» **Written problem**
Lines containing the word "rest" are to be located and copied.

» **Provided information**
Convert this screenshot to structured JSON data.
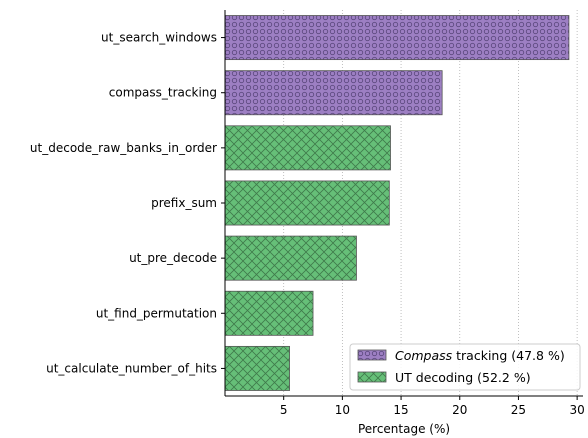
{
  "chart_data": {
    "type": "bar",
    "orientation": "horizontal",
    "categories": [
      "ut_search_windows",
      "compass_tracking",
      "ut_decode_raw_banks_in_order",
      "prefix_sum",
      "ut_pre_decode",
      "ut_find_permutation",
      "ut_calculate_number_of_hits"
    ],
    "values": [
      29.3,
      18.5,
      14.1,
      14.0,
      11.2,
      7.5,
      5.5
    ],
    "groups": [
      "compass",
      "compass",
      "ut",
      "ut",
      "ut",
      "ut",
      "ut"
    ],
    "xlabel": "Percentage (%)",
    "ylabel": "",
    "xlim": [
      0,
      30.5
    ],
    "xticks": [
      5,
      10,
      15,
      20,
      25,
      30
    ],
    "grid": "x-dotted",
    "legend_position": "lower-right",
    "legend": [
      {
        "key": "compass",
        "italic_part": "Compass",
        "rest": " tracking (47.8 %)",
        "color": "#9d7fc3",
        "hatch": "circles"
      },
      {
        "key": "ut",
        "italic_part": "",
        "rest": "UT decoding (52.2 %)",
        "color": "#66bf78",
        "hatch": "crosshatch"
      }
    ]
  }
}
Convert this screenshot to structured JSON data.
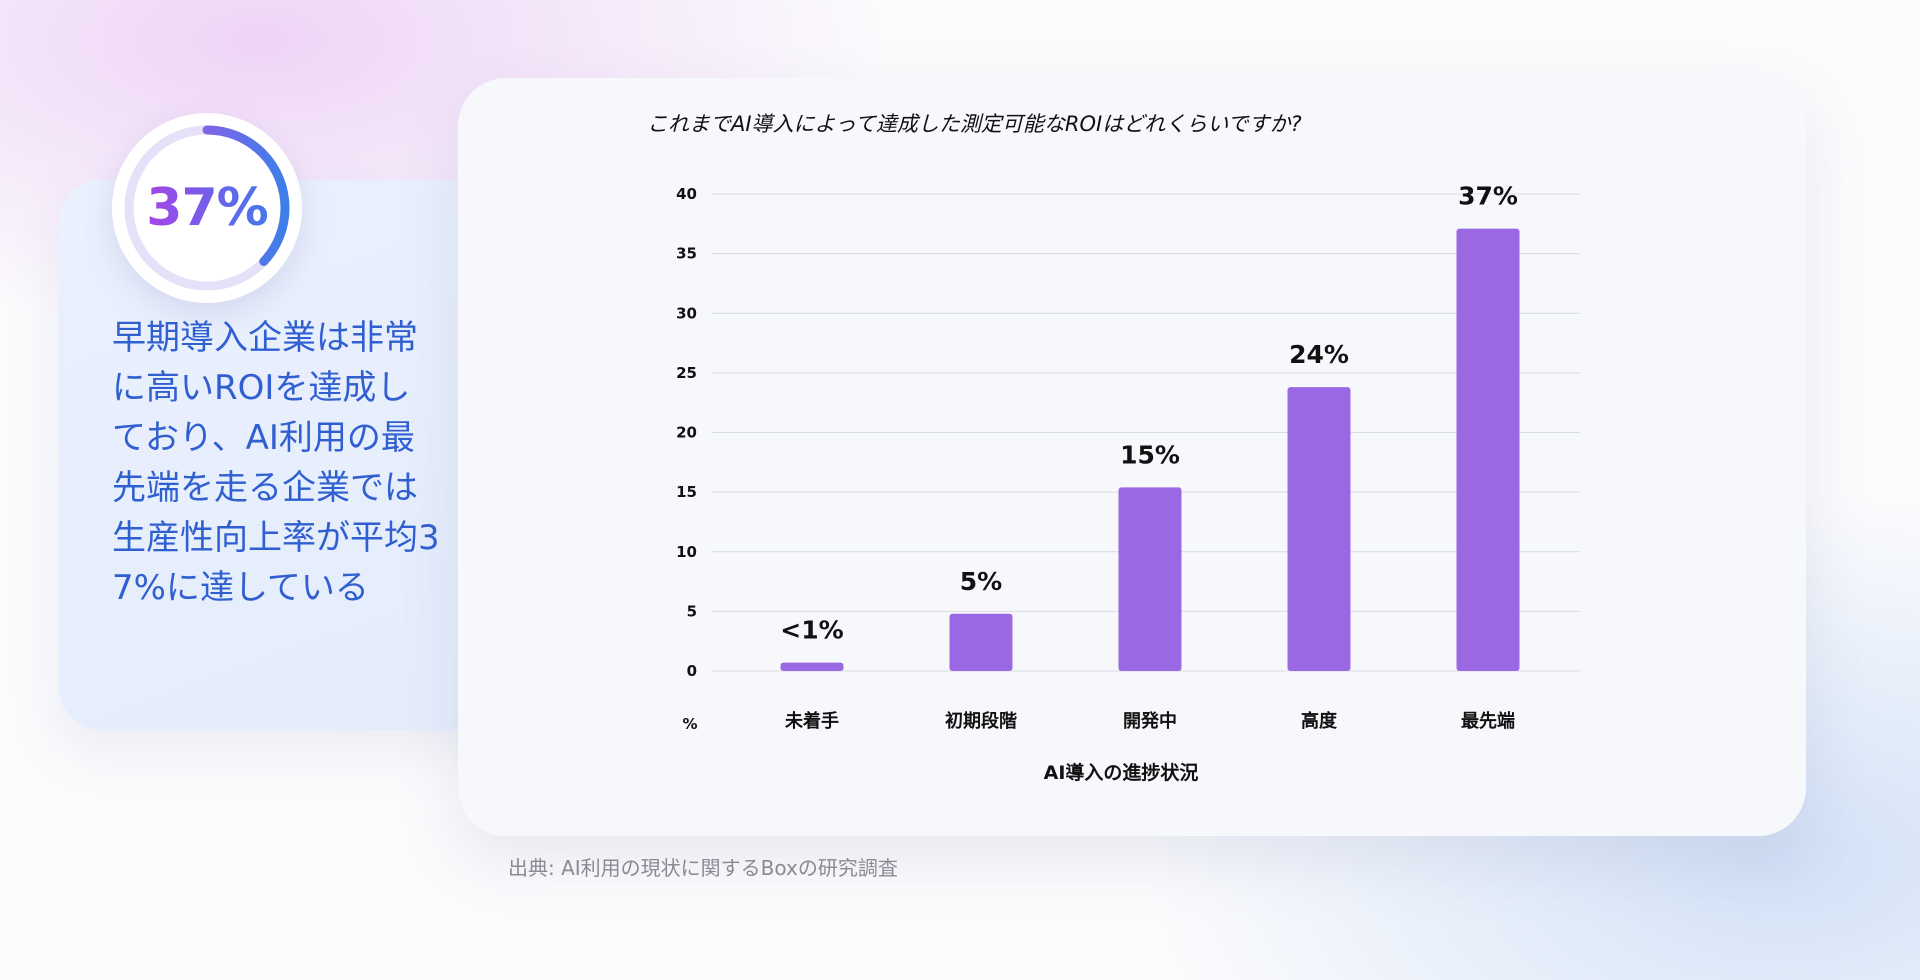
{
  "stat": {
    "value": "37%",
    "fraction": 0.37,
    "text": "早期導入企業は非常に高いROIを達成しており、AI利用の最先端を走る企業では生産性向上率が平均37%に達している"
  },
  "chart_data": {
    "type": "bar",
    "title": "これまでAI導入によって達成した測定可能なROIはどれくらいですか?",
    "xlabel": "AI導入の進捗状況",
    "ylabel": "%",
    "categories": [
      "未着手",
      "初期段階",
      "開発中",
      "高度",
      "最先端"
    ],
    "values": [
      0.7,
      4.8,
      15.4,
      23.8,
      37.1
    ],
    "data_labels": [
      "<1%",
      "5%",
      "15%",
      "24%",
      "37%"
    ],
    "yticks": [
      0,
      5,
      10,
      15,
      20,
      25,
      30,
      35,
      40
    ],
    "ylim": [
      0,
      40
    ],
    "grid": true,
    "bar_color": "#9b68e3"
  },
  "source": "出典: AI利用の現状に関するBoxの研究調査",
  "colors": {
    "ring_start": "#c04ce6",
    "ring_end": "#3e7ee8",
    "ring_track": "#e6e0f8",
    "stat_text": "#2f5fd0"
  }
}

--

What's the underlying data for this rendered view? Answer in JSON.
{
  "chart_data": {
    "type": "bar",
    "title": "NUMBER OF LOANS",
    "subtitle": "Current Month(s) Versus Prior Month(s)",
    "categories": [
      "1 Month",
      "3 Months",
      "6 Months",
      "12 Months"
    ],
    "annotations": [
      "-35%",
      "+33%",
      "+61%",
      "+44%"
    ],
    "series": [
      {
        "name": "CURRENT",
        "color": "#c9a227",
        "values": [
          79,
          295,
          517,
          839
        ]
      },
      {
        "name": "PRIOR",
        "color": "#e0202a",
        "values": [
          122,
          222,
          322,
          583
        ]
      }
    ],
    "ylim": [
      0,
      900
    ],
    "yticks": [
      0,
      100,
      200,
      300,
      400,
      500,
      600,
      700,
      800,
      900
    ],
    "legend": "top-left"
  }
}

* * *

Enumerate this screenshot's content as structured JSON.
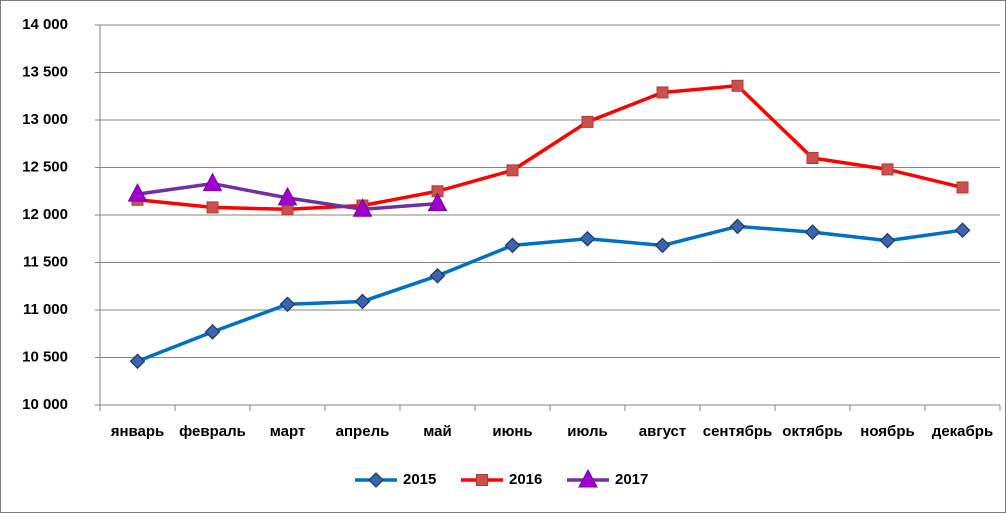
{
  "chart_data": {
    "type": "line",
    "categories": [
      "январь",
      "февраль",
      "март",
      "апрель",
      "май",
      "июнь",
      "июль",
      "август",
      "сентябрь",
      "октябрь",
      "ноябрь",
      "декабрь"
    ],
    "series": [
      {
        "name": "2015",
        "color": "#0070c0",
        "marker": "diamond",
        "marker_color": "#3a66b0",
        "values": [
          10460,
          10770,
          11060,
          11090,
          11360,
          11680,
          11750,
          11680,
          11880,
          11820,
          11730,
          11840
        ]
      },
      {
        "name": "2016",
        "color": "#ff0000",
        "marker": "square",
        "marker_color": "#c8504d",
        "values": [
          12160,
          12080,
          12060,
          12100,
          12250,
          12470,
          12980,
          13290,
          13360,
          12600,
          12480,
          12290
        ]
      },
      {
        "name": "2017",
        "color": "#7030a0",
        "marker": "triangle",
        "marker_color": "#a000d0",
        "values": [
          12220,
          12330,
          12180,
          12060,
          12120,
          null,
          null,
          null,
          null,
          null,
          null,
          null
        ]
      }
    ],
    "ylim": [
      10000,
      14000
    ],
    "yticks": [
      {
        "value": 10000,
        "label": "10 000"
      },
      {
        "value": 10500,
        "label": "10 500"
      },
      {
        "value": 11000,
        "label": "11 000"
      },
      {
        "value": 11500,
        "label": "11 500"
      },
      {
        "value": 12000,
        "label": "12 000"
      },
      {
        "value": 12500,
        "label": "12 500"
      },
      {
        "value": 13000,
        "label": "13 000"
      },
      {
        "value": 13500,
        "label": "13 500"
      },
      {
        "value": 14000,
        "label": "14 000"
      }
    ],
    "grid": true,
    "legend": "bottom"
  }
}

» **Exercise result**
        "rest": " tracking (47.8 %)",
        "rest": "UT decoding (52.2 %)",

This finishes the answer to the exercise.